Dataset listings of figures:

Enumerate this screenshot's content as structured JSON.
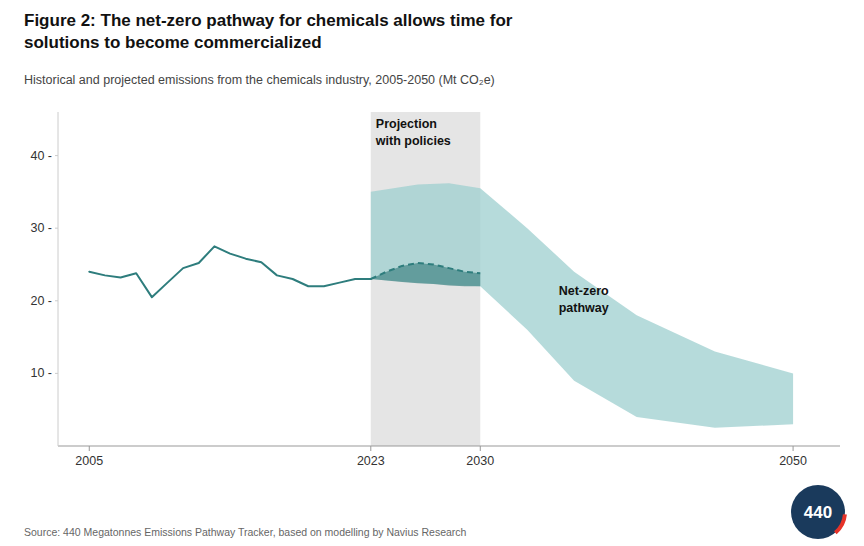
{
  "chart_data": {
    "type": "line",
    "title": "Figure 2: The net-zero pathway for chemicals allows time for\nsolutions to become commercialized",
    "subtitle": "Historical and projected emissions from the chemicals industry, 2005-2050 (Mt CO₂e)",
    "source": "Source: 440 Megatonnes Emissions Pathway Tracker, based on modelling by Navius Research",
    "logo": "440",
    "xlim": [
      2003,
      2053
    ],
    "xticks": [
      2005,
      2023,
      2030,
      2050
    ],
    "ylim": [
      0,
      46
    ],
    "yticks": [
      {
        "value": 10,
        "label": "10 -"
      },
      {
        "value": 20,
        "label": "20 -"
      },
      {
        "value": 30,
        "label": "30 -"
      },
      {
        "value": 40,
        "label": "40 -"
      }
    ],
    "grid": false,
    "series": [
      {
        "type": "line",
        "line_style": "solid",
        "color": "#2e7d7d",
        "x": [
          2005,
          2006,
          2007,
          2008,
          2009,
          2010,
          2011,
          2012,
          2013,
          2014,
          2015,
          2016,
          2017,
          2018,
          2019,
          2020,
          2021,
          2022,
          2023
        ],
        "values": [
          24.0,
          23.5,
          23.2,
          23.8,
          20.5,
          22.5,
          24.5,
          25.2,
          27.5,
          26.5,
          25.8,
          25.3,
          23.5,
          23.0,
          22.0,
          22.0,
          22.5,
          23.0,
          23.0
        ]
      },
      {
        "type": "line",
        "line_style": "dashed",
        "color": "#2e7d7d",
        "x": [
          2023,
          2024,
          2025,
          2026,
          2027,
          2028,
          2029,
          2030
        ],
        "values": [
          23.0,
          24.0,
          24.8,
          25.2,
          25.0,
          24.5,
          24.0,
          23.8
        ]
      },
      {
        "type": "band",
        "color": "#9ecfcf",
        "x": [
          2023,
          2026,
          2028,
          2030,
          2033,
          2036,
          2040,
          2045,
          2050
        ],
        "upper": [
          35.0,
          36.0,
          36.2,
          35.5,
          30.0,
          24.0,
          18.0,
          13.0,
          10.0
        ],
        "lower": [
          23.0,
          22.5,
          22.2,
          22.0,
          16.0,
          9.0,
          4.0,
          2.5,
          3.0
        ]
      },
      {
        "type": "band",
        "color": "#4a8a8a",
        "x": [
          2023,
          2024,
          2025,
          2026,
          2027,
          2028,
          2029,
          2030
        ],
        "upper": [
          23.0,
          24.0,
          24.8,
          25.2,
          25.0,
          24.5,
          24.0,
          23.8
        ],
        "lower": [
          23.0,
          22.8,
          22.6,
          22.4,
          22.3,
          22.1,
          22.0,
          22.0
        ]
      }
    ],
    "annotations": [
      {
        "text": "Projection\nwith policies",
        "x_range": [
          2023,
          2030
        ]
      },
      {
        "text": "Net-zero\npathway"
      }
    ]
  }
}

## BRIEF:
Print the records word for word and exclude any picture they hold.

## RESULT:
Enumerate this screenshot's content as structured JSON.
{
  "chart_data": {
    "type": "line",
    "title": "Figure 2: The net-zero pathway for chemicals allows time for\nsolutions to become commercialized",
    "subtitle": "Historical and projected emissions from the chemicals industry, 2005-2050 (Mt CO₂e)",
    "source": "Source: 440 Megatonnes Emissions Pathway Tracker, based on modelling by Navius Research",
    "logo": "440",
    "xlim": [
      2003,
      2053
    ],
    "xticks": [
      2005,
      2023,
      2030,
      2050
    ],
    "ylim": [
      0,
      46
    ],
    "yticks": [
      {
        "value": 10,
        "label": "10 -"
      },
      {
        "value": 20,
        "label": "20 -"
      },
      {
        "value": 30,
        "label": "30 -"
      },
      {
        "value": 40,
        "label": "40 -"
      }
    ],
    "grid": false,
    "series": [
      {
        "type": "line",
        "line_style": "solid",
        "color": "#2e7d7d",
        "x": [
          2005,
          2006,
          2007,
          2008,
          2009,
          2010,
          2011,
          2012,
          2013,
          2014,
          2015,
          2016,
          2017,
          2018,
          2019,
          2020,
          2021,
          2022,
          2023
        ],
        "values": [
          24.0,
          23.5,
          23.2,
          23.8,
          20.5,
          22.5,
          24.5,
          25.2,
          27.5,
          26.5,
          25.8,
          25.3,
          23.5,
          23.0,
          22.0,
          22.0,
          22.5,
          23.0,
          23.0
        ]
      },
      {
        "type": "line",
        "line_style": "dashed",
        "color": "#2e7d7d",
        "x": [
          2023,
          2024,
          2025,
          2026,
          2027,
          2028,
          2029,
          2030
        ],
        "values": [
          23.0,
          24.0,
          24.8,
          25.2,
          25.0,
          24.5,
          24.0,
          23.8
        ]
      },
      {
        "type": "band",
        "color": "#9ecfcf",
        "x": [
          2023,
          2026,
          2028,
          2030,
          2033,
          2036,
          2040,
          2045,
          2050
        ],
        "upper": [
          35.0,
          36.0,
          36.2,
          35.5,
          30.0,
          24.0,
          18.0,
          13.0,
          10.0
        ],
        "lower": [
          23.0,
          22.5,
          22.2,
          22.0,
          16.0,
          9.0,
          4.0,
          2.5,
          3.0
        ]
      },
      {
        "type": "band",
        "color": "#4a8a8a",
        "x": [
          2023,
          2024,
          2025,
          2026,
          2027,
          2028,
          2029,
          2030
        ],
        "upper": [
          23.0,
          24.0,
          24.8,
          25.2,
          25.0,
          24.5,
          24.0,
          23.8
        ],
        "lower": [
          23.0,
          22.8,
          22.6,
          22.4,
          22.3,
          22.1,
          22.0,
          22.0
        ]
      }
    ],
    "annotations": [
      {
        "text": "Projection\nwith policies",
        "x_range": [
          2023,
          2030
        ]
      },
      {
        "text": "Net-zero\npathway"
      }
    ]
  }
}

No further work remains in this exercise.